===== Raw data

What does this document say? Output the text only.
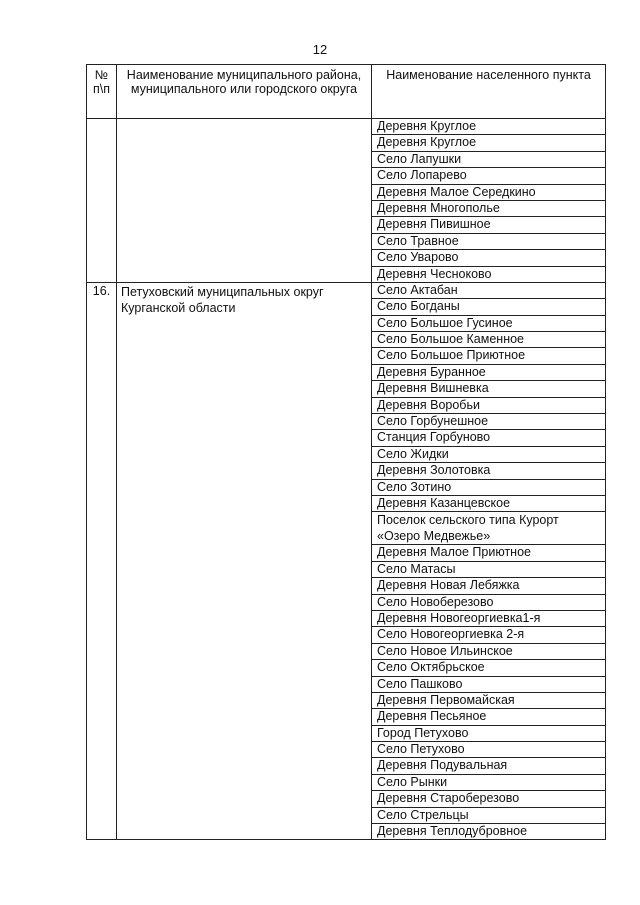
12
№ п\п	Наименование муниципального района, муниципального или городского округа	Наименование населенного пункта
		Деревня Круглое
		Деревня Круглое
		Село Лапушки
		Село Лопарево
		Деревня Малое Середкино
		Деревня Многополье
		Деревня Пивишное
		Село Травное
		Село Уварово
		Деревня Чесноково
16.	Петуховский муниципальных округ Курганской области	Село Актабан
		Село Богданы
		Село Большое Гусиное
		Село Большое Каменное
		Село Большое Приютное
		Деревня Буранное
		Деревня Вишневка
		Деревня Воробьи
		Село Горбунешное
		Станция Горбуново
		Село Жидки
		Деревня Золотовка
		Село Зотино
		Деревня Казанцевское
		Поселок сельского типа Курорт «Озеро Медвежье»
		Деревня Малое Приютное
		Село Матасы
		Деревня Новая Лебяжка
		Село Новоберезово
		Деревня Новогеоргиевка1-я
		Село Новогеоргиевка 2-я
		Село Новое Ильинское
		Село Октябрьское
		Село Пашково
		Деревня Первомайская
		Деревня Песьяное
		Город Петухово
		Село Петухово
		Деревня Подувальная
		Село Рынки
		Деревня Староберезово
		Село Стрельцы
		Деревня Теплодубровное
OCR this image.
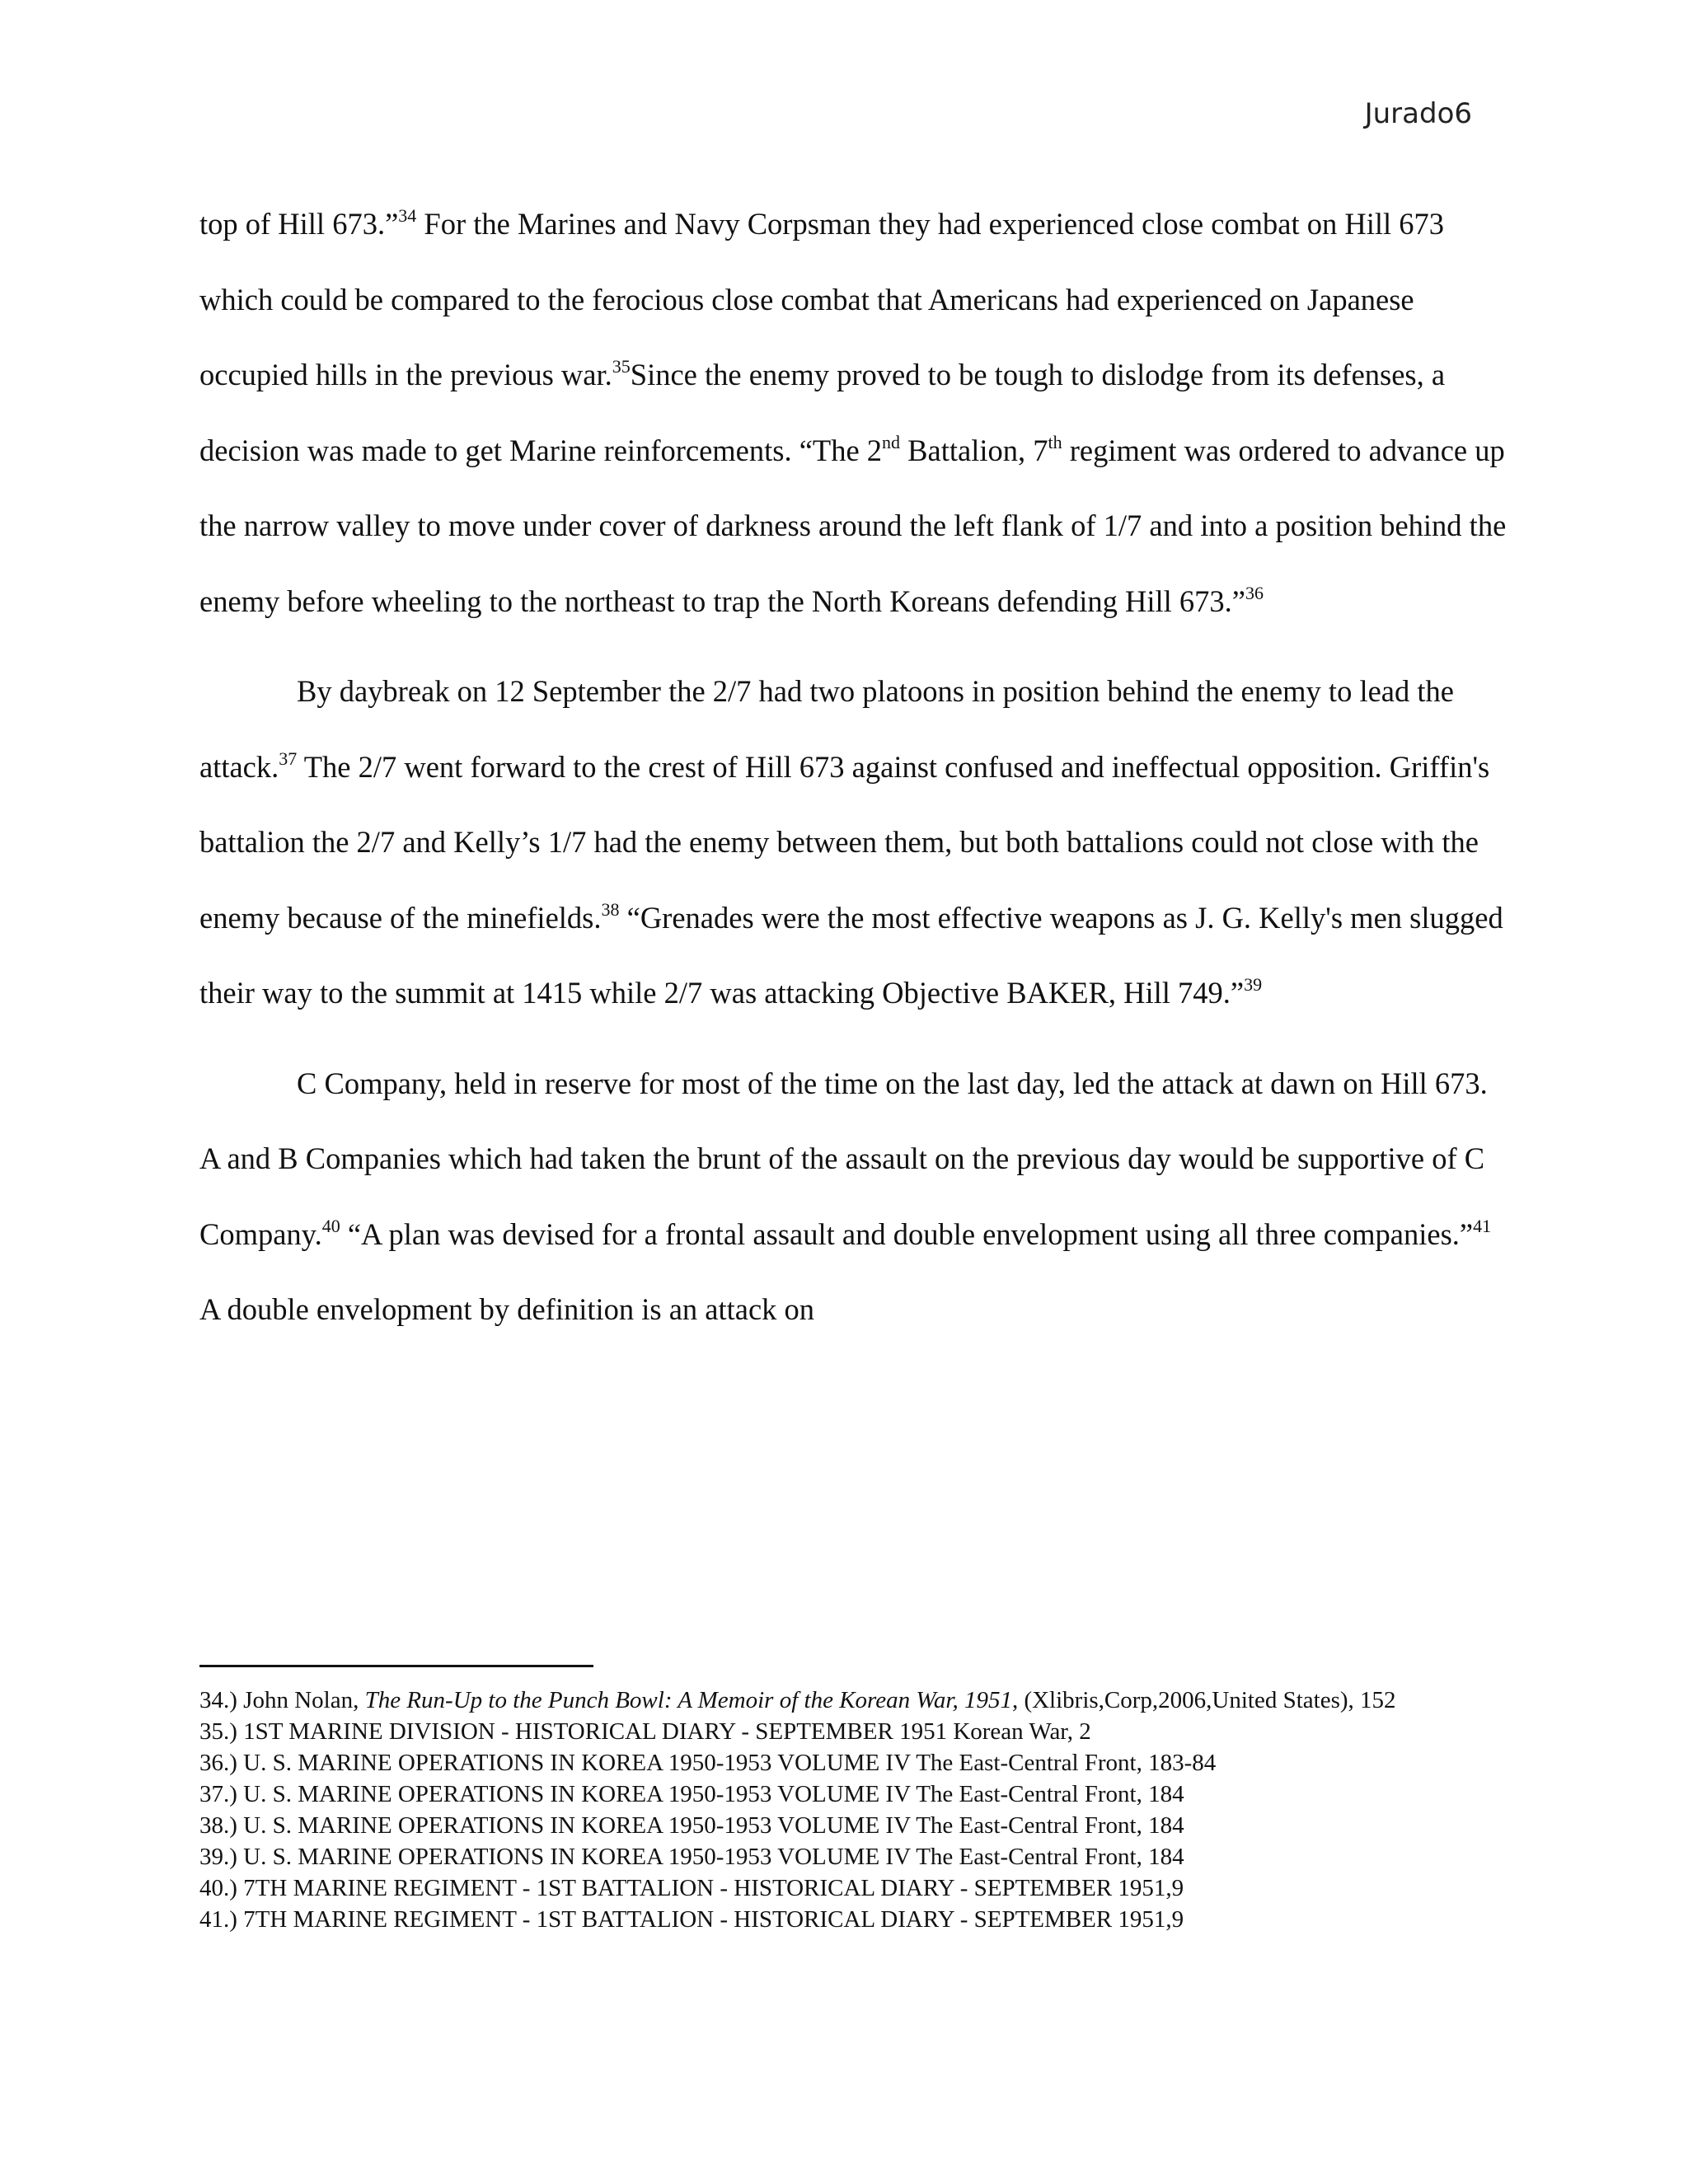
Jurado6

top of Hill 673.”$^{34}$ For the Marines and Navy Corpsman they had experienced close combat on Hill 673 which could be compared to the ferocious close combat that Americans had experienced on Japanese occupied hills in the previous war.$^{35}$Since the enemy proved to be tough to dislodge from its defenses, a decision was made to get Marine reinforcements. “The 2nd Battalion, 7th regiment was ordered to advance up the narrow valley to move under cover of darkness around the left flank of 1/7 and into a position behind the enemy before wheeling to the northeast to trap the North Koreans defending Hill 673.”$^{36}$

By daybreak on 12 September the 2/7 had two platoons in position behind the enemy to lead the attack.$^{37}$ The 2/7 went forward to the crest of Hill 673 against confused and ineffectual opposition. Griffin's battalion the 2/7 and Kelly’s 1/7 had the enemy between them, but both battalions could not close with the enemy because of the minefields.$^{38}$ “Grenades were the most effective weapons as J. G. Kelly's men slugged their way to the summit at 1415 while 2/7 was attacking Objective BAKER, Hill 749.”$^{39}$

C Company, held in reserve for most of the time on the last day, led the attack at dawn on Hill 673. A and B Companies which had taken the brunt of the assault on the previous day would be supportive of C Company.$^{40}$ “A plan was devised for a frontal assault and double envelopment using all three companies.”$^{41}$ A double envelopment by definition is an attack on

34.) John Nolan, The Run-Up to the Punch Bowl: A Memoir of the Korean War, 1951, (Xlibris,Corp,2006,United States), 152

35.) 1ST MARINE DIVISION - HISTORICAL DIARY - SEPTEMBER 1951 Korean War, 2

36.) U. S. MARINE OPERATIONS IN KOREA 1950-1953 VOLUME IV The East-Central Front, 183-84

37.) U. S. MARINE OPERATIONS IN KOREA 1950-1953 VOLUME IV The East-Central Front, 184

38.) U. S. MARINE OPERATIONS IN KOREA 1950-1953 VOLUME IV The East-Central Front, 184

39.) U. S. MARINE OPERATIONS IN KOREA 1950-1953 VOLUME IV The East-Central Front, 184

40.) 7TH MARINE REGIMENT - 1ST BATTALION - HISTORICAL DIARY - SEPTEMBER 1951,9

41.) 7TH MARINE REGIMENT - 1ST BATTALION - HISTORICAL DIARY - SEPTEMBER 1951,9
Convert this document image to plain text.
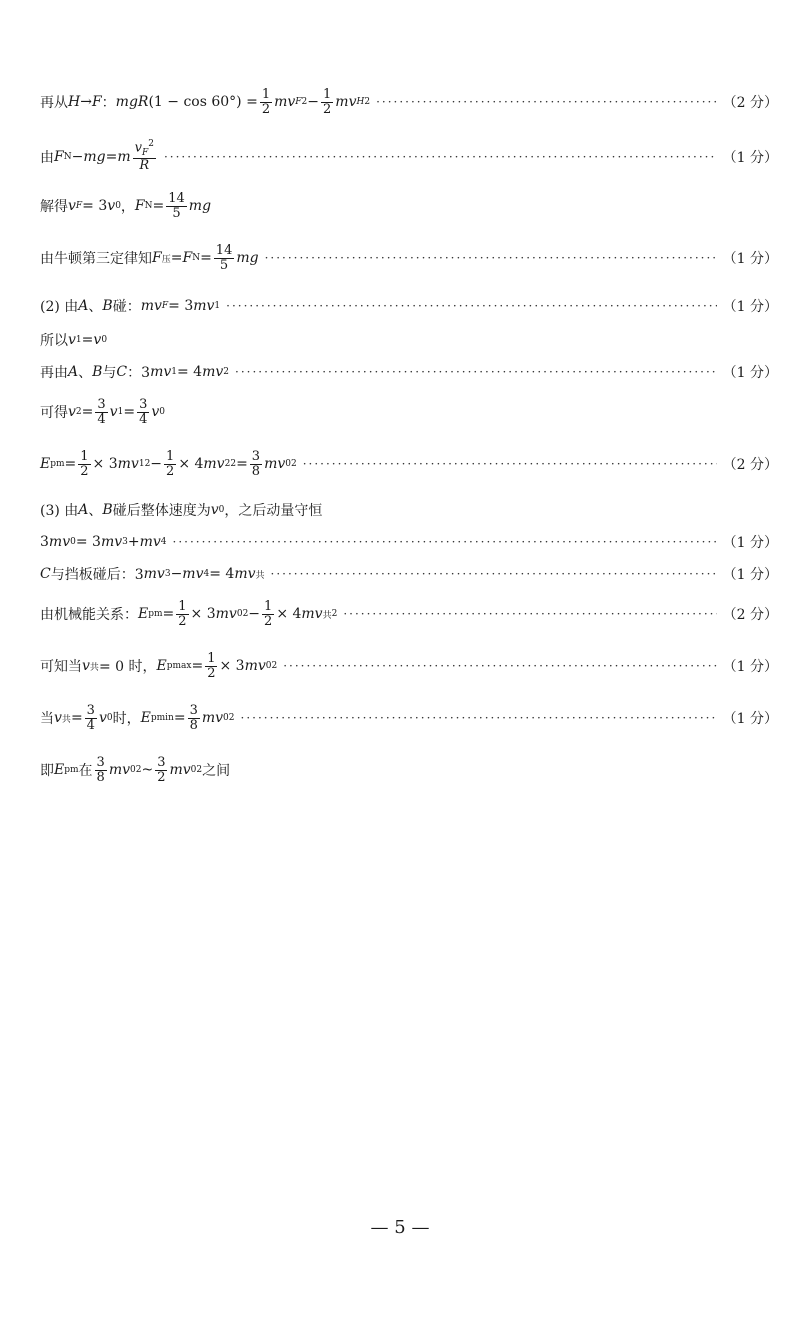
再从 H → F ： mgR $(1 - \cos 60^\circ) = \frac{1}{2}$ mv F $2 - \frac{1}{2}$ mv H 2 ·····	（2 分）
由 F N − mg = m $\frac{v_F^2}{R}$ ·····	（1 分）
解得 v F = 3 v 0 ， F $N = \frac{14}{5}$ mg
由牛顿第三定律知 F 压 = F $N = \frac{14}{5}$ mg ·····	（1 分）
(2) 由 A 、 B 碰： mv F = 3 mv 1 ·····	（1 分）
所以 v 1 = v 0
再由 A 、 B 与 C ：3 mv 1 = 4 mv 2 ·····	（1 分）
可得 v $2 = \frac{3}{4}$ v $1 = \frac{3}{4}$ v 0
E pm = $\frac{1}{2} \times 3$ mv 1 $2 - \frac{1}{2} \times 4$ mv 2 $2 = \frac{3}{8}$ mv 0 2 ·····	（2 分）
(3) 由 A 、 B 碰后整体速度为 v 0 ，之后动量守恒
3 mv 0 = 3 mv 3 + mv 4 ·····	（1 分）
C 与挡板碰后：3 mv 3 − mv 4 = 4 mv 共 ·····	（1 分）
由机械能关系： E pm = $\frac{1}{2} \times 3$ mv 0 $2 - \frac{1}{2} \times 4$ mv 共 2 ·····	（2 分）
可知当 v 共 = 0 时， E $pmax = \frac{1}{2} \times 3$ mv 0 2 ·····	（1 分）
当 v 共 = $\frac{3}{4}$ v 0 时， E $pmin = \frac{3}{8}$ mv 0 2 ·····	（1 分）
即 E pm 在 $\frac{3}{8}$ mv 0 2 ~ $\frac{3}{2}$ mv 0 2 之间
— 5 —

==========

Stated goal
Filter the entries above down to the lines containing the word "this".

Worked solution
What does this document say? Output the text only.
OCR this image.
Convert this document image to plain text.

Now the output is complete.